• _WHAT TO PRODUCE_
Please output the records below in full, exactly as given, but without the images.

──────── PROVIDED DATA ────────

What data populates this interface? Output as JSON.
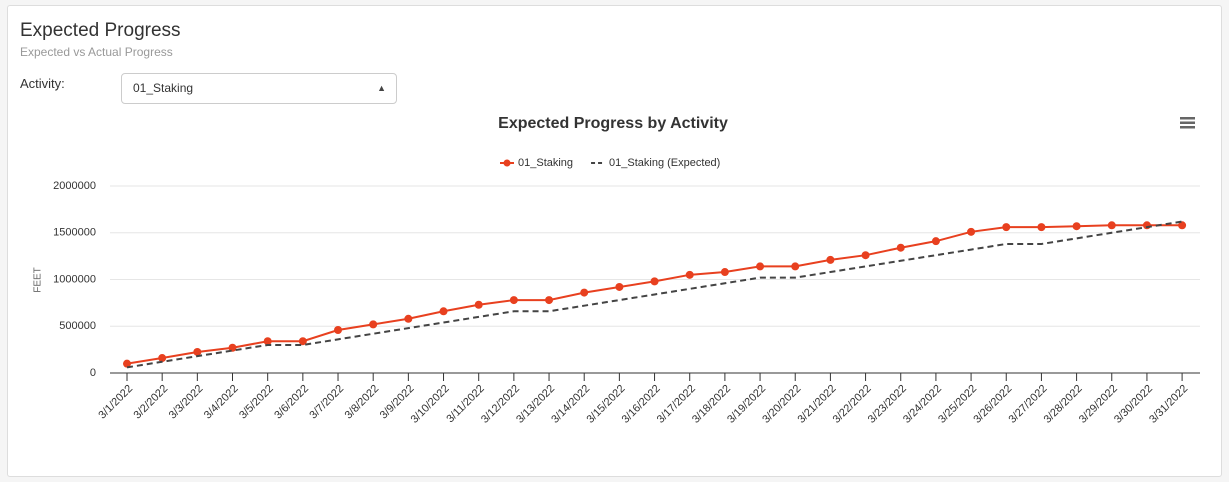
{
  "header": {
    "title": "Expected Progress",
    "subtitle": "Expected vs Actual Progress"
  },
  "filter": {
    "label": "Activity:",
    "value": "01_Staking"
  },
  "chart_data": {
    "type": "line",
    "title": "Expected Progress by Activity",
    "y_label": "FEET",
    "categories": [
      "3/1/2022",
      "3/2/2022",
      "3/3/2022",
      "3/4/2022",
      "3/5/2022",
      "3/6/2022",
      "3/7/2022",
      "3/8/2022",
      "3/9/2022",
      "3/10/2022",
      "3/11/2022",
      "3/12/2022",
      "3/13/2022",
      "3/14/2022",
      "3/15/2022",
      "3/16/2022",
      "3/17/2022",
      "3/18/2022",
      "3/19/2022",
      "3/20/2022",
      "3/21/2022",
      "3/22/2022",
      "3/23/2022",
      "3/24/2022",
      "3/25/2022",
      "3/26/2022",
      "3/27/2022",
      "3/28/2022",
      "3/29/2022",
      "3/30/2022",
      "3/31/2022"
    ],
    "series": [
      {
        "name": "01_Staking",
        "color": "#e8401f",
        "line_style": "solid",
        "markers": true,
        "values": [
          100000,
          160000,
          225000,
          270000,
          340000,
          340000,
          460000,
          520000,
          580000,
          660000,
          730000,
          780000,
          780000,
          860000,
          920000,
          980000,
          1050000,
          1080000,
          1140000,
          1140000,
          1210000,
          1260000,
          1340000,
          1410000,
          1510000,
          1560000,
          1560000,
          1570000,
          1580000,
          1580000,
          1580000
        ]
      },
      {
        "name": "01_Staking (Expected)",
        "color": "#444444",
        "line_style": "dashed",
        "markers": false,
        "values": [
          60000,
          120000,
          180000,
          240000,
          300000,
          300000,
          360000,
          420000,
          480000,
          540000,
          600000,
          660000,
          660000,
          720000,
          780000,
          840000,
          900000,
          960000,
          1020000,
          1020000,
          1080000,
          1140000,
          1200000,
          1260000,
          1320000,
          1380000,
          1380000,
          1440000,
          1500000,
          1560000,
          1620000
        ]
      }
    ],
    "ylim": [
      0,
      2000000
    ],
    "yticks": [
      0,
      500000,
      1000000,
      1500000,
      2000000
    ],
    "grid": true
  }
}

────────

• _COMPLETE ANSWER_
What data populates this interface? Output as JSON.
{
  "header": {
    "title": "Expected Progress",
    "subtitle": "Expected vs Actual Progress"
  },
  "filter": {
    "label": "Activity:",
    "value": "01_Staking"
  },
  "chart_data": {
    "type": "line",
    "title": "Expected Progress by Activity",
    "y_label": "FEET",
    "categories": [
      "3/1/2022",
      "3/2/2022",
      "3/3/2022",
      "3/4/2022",
      "3/5/2022",
      "3/6/2022",
      "3/7/2022",
      "3/8/2022",
      "3/9/2022",
      "3/10/2022",
      "3/11/2022",
      "3/12/2022",
      "3/13/2022",
      "3/14/2022",
      "3/15/2022",
      "3/16/2022",
      "3/17/2022",
      "3/18/2022",
      "3/19/2022",
      "3/20/2022",
      "3/21/2022",
      "3/22/2022",
      "3/23/2022",
      "3/24/2022",
      "3/25/2022",
      "3/26/2022",
      "3/27/2022",
      "3/28/2022",
      "3/29/2022",
      "3/30/2022",
      "3/31/2022"
    ],
    "series": [
      {
        "name": "01_Staking",
        "color": "#e8401f",
        "line_style": "solid",
        "markers": true,
        "values": [
          100000,
          160000,
          225000,
          270000,
          340000,
          340000,
          460000,
          520000,
          580000,
          660000,
          730000,
          780000,
          780000,
          860000,
          920000,
          980000,
          1050000,
          1080000,
          1140000,
          1140000,
          1210000,
          1260000,
          1340000,
          1410000,
          1510000,
          1560000,
          1560000,
          1570000,
          1580000,
          1580000,
          1580000
        ]
      },
      {
        "name": "01_Staking (Expected)",
        "color": "#444444",
        "line_style": "dashed",
        "markers": false,
        "values": [
          60000,
          120000,
          180000,
          240000,
          300000,
          300000,
          360000,
          420000,
          480000,
          540000,
          600000,
          660000,
          660000,
          720000,
          780000,
          840000,
          900000,
          960000,
          1020000,
          1020000,
          1080000,
          1140000,
          1200000,
          1260000,
          1320000,
          1380000,
          1380000,
          1440000,
          1500000,
          1560000,
          1620000
        ]
      }
    ],
    "ylim": [
      0,
      2000000
    ],
    "yticks": [
      0,
      500000,
      1000000,
      1500000,
      2000000
    ],
    "grid": true
  }
}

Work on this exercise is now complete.